• WRITTEN INSTRUCTION
Quote verbatim the records from the line containing "legend-label-bar: Non-Fuel O&M ($B) xyxy=(170,382,304,399)" through the line containing "bar-2018 xyxy=(1342,92,1360,338)", including both of those lines.
— BEGIN SUPPLIED DATA —
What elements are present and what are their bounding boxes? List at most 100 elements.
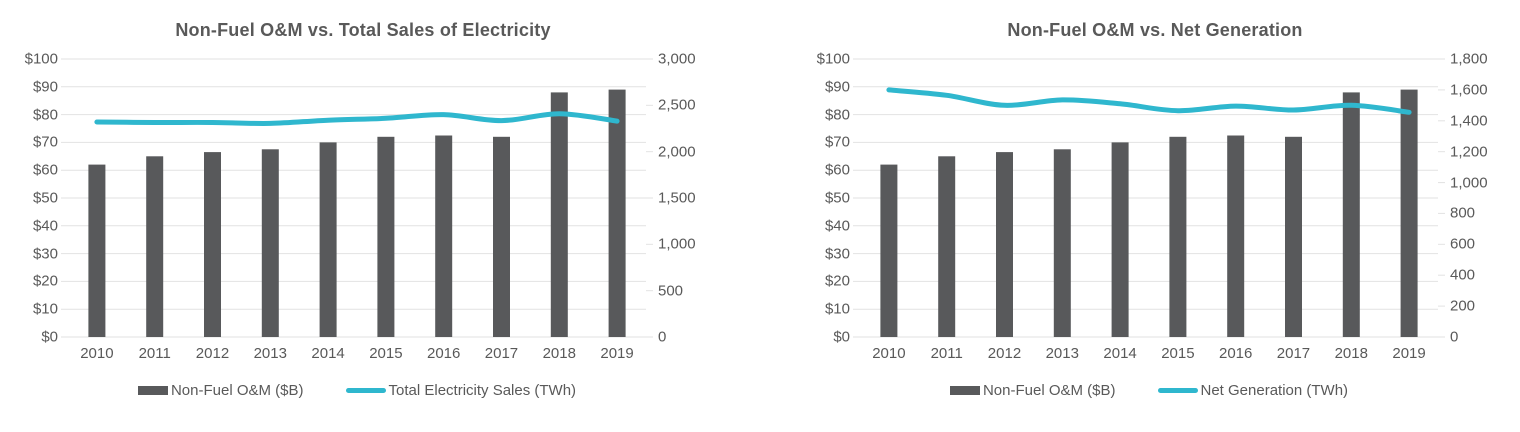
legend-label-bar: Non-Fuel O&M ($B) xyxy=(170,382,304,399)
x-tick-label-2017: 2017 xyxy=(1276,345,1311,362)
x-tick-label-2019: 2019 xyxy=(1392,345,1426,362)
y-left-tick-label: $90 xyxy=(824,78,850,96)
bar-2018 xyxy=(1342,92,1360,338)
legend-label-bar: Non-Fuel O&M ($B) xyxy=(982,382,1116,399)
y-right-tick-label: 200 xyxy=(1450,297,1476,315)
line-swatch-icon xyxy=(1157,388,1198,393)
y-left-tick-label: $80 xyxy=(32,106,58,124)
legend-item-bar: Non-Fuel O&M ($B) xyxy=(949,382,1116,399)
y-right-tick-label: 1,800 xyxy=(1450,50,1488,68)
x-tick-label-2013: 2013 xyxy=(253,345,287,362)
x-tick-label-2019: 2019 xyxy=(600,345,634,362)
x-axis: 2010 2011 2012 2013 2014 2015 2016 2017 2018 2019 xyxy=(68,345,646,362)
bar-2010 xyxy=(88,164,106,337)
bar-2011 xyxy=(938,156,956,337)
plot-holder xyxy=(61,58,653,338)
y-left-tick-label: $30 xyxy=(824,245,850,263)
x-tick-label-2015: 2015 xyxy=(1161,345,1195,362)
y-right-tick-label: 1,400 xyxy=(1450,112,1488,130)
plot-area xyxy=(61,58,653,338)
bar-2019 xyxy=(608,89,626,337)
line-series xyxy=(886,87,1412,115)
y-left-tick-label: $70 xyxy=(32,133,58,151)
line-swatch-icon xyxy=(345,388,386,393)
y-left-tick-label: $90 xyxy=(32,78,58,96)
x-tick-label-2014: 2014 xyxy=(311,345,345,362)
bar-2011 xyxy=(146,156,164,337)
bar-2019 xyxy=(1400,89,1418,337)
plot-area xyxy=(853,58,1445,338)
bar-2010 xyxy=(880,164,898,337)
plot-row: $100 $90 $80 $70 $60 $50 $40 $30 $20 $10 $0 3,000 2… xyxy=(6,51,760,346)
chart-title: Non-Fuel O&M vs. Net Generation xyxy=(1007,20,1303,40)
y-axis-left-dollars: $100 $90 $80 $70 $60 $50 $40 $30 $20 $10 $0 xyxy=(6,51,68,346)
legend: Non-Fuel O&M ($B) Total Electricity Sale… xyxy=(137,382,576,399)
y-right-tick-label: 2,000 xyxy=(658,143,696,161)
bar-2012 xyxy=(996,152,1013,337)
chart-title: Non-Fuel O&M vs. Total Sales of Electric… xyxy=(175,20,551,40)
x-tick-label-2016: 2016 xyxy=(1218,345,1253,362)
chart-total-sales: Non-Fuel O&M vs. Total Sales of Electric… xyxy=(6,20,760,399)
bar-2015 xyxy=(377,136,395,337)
— END SUPPLIED DATA —
• THE SOLUTION
legend-label-bar: Non-Fuel O&M ($B) xyxy=(170,382,304,399)
x-tick-label-2017: 2017 xyxy=(1276,345,1311,362)
x-tick-label-2019: 2019 xyxy=(1392,345,1426,362)
y-left-tick-label: $90 xyxy=(824,78,850,96)
bar-2018 xyxy=(1342,92,1360,338)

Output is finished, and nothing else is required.